• _Your task_:
Type the records out again in full, exactly.

━━━

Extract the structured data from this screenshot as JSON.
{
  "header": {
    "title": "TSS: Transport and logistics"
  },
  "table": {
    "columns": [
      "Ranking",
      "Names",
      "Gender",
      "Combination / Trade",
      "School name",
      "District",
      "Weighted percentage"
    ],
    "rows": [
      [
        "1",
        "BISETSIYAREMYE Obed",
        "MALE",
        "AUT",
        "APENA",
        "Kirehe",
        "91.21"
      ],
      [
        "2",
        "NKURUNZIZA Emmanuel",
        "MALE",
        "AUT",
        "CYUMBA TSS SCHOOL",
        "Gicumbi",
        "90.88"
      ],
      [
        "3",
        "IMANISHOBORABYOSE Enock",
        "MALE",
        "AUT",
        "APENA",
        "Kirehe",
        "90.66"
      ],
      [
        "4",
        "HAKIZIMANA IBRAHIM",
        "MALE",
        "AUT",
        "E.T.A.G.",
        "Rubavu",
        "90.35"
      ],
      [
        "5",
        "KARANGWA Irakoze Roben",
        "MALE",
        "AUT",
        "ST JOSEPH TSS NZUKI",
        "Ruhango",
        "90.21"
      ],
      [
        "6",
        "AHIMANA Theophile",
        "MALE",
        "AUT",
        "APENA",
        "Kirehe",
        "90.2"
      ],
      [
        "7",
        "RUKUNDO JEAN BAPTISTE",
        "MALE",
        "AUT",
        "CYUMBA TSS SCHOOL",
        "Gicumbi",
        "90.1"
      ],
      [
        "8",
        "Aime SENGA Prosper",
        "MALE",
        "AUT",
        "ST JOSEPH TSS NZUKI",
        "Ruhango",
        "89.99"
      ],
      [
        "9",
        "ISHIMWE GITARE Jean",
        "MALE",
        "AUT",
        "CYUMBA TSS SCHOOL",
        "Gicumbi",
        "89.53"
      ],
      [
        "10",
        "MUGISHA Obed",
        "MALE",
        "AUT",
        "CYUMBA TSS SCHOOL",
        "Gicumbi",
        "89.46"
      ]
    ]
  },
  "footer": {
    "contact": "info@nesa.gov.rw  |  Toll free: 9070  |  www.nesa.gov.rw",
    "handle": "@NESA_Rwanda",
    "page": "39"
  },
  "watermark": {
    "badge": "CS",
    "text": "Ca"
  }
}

━━━

• _Full response_:
Extract the structured data from this screenshot as JSON.
{
  "header": {
    "title": "TSS: Transport and logistics"
  },
  "table": {
    "columns": [
      "Ranking",
      "Names",
      "Gender",
      "Combination / Trade",
      "School name",
      "District",
      "Weighted percentage"
    ],
    "rows": [
      [
        "1",
        "BISETSIYAREMYE Obed",
        "MALE",
        "AUT",
        "APENA",
        "Kirehe",
        "91.21"
      ],
      [
        "2",
        "NKURUNZIZA Emmanuel",
        "MALE",
        "AUT",
        "CYUMBA TSS SCHOOL",
        "Gicumbi",
        "90.88"
      ],
      [
        "3",
        "IMANISHOBORABYOSE Enock",
        "MALE",
        "AUT",
        "APENA",
        "Kirehe",
        "90.66"
      ],
      [
        "4",
        "HAKIZIMANA IBRAHIM",
        "MALE",
        "AUT",
        "E.T.A.G.",
        "Rubavu",
        "90.35"
      ],
      [
        "5",
        "KARANGWA Irakoze Roben",
        "MALE",
        "AUT",
        "ST JOSEPH TSS NZUKI",
        "Ruhango",
        "90.21"
      ],
      [
        "6",
        "AHIMANA Theophile",
        "MALE",
        "AUT",
        "APENA",
        "Kirehe",
        "90.2"
      ],
      [
        "7",
        "RUKUNDO JEAN BAPTISTE",
        "MALE",
        "AUT",
        "CYUMBA TSS SCHOOL",
        "Gicumbi",
        "90.1"
      ],
      [
        "8",
        "Aime SENGA Prosper",
        "MALE",
        "AUT",
        "ST JOSEPH TSS NZUKI",
        "Ruhango",
        "89.99"
      ],
      [
        "9",
        "ISHIMWE GITARE Jean",
        "MALE",
        "AUT",
        "CYUMBA TSS SCHOOL",
        "Gicumbi",
        "89.53"
      ],
      [
        "10",
        "MUGISHA Obed",
        "MALE",
        "AUT",
        "CYUMBA TSS SCHOOL",
        "Gicumbi",
        "89.46"
      ]
    ]
  },
  "footer": {
    "contact": "info@nesa.gov.rw  |  Toll free: 9070  |  www.nesa.gov.rw",
    "handle": "@NESA_Rwanda",
    "page": "39"
  },
  "watermark": {
    "badge": "CS",
    "text": "Ca"
  }
}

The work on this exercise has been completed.